What you are asked to do
Copy out each line of the data that holds the word "series".

Dataset rows about figures:
--------------------------------
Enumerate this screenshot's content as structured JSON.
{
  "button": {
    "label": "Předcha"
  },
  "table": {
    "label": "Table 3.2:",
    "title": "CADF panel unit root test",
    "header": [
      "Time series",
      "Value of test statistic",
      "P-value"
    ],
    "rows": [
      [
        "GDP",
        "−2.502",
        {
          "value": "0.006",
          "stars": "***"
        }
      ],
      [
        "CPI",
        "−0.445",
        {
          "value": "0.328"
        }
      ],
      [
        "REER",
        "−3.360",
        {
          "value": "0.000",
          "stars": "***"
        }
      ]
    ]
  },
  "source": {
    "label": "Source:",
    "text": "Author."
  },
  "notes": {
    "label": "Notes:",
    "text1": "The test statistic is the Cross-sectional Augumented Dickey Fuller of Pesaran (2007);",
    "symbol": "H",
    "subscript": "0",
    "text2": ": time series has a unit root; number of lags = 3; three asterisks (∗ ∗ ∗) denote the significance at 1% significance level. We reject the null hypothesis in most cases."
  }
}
--------------------------------
Worked answer
      "Time series",
    "text2": ": time series has a unit root; number of lags = 3; three asterisks (∗ ∗ ∗) denote the significance at 1% significance level. We reject the null hypothesis in most cases."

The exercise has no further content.